### [Set problem]
Note each line of the listing that contains the string "type", and copy it.

Raw records:
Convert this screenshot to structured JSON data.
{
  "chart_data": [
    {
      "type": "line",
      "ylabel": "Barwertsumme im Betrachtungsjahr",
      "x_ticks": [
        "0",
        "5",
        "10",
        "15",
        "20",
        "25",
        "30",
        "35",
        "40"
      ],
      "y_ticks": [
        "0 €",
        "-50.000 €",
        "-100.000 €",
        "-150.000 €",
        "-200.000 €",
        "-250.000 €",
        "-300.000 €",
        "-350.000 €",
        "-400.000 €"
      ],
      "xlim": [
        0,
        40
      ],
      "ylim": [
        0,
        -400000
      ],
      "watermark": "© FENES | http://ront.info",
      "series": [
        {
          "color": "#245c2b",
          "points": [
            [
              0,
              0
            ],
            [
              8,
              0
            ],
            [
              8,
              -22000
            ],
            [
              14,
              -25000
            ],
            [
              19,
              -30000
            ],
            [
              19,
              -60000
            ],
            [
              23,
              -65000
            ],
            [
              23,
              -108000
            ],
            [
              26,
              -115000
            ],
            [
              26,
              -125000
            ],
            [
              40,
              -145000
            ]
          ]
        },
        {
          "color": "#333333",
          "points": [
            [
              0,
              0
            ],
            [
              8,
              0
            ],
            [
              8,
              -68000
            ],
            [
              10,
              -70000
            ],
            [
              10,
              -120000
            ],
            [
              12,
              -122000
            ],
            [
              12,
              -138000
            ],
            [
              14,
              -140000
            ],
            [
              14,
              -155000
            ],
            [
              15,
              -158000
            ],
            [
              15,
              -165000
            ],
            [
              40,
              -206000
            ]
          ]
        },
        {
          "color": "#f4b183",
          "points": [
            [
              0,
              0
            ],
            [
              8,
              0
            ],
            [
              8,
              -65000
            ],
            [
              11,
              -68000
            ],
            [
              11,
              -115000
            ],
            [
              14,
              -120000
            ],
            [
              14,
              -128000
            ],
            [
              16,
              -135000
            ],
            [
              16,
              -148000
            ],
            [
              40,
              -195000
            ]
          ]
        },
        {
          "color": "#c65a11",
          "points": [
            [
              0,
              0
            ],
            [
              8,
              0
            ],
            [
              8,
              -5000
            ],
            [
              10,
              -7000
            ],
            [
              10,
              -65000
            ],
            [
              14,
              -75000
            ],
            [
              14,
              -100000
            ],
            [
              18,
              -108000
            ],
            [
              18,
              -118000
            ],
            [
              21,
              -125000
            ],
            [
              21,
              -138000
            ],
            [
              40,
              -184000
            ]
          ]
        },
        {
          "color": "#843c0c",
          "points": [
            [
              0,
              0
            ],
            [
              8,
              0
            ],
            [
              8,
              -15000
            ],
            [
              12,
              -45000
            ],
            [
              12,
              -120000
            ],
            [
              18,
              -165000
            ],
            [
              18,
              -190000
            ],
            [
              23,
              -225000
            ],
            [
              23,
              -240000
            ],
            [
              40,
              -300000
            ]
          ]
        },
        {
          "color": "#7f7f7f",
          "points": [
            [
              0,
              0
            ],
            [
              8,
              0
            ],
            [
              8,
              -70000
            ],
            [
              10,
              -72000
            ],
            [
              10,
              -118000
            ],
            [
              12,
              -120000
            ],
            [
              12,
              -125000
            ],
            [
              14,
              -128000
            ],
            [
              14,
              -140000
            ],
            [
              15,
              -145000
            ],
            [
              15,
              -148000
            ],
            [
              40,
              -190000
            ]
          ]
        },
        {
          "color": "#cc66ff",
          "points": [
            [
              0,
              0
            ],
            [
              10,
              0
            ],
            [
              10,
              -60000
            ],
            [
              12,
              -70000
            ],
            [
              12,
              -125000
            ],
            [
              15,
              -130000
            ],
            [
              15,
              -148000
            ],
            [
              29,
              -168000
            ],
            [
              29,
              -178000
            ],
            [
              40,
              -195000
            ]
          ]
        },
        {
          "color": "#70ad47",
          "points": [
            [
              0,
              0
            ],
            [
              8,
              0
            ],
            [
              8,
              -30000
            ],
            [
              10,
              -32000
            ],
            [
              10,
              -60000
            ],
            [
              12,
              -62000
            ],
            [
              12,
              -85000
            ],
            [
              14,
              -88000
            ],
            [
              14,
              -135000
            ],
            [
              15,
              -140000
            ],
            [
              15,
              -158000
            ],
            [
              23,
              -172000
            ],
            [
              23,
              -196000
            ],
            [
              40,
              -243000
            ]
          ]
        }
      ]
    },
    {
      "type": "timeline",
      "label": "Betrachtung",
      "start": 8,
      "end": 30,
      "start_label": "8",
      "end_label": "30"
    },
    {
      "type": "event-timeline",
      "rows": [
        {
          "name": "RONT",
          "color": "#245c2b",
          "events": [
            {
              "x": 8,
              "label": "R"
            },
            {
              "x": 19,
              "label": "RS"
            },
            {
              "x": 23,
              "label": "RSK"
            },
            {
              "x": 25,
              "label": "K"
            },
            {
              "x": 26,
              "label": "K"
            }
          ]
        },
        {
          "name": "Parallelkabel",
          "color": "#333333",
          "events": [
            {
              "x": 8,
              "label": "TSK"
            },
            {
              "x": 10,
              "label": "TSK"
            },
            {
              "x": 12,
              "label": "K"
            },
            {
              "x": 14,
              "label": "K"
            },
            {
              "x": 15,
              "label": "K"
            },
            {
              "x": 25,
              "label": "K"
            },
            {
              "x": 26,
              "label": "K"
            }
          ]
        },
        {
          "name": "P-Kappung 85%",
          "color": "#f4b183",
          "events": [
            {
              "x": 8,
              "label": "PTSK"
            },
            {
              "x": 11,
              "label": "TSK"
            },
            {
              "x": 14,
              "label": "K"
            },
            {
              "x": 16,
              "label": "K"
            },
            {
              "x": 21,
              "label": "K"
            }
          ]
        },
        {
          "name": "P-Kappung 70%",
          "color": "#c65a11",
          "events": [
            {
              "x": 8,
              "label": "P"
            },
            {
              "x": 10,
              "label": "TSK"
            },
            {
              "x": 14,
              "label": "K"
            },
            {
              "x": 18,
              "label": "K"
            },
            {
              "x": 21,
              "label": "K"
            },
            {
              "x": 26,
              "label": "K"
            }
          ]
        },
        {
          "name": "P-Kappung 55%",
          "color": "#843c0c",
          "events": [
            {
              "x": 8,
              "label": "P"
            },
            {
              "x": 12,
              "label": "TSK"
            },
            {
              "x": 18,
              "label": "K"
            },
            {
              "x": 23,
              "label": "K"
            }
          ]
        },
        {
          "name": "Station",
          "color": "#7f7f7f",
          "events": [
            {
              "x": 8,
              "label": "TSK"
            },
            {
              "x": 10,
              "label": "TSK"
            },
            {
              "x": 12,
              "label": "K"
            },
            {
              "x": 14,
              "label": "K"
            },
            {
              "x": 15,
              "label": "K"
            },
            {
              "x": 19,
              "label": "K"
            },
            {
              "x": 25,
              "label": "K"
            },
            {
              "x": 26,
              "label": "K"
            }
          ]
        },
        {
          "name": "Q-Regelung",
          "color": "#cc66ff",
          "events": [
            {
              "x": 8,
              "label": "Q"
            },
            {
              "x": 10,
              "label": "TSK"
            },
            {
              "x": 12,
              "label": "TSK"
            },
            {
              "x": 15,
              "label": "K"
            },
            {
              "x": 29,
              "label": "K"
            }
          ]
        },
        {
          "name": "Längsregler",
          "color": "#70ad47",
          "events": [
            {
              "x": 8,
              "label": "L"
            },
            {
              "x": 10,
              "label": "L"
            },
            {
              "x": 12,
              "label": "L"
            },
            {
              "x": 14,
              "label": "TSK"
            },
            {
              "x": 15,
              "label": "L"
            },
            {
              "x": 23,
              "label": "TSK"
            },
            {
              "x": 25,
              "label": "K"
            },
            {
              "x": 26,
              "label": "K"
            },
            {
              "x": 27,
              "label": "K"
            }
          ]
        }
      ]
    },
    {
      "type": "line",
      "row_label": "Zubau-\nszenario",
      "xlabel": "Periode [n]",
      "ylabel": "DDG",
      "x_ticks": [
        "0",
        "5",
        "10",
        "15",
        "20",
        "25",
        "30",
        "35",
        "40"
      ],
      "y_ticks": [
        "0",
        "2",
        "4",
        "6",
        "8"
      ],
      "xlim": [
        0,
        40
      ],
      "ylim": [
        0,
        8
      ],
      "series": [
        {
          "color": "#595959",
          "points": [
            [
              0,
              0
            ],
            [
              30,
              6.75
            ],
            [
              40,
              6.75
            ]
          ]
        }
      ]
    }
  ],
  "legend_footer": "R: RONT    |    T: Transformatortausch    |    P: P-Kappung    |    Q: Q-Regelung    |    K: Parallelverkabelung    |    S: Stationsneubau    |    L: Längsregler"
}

### [Result]
      "type": "line",
      "type": "timeline",
      "type": "event-timeline",
      "type": "line",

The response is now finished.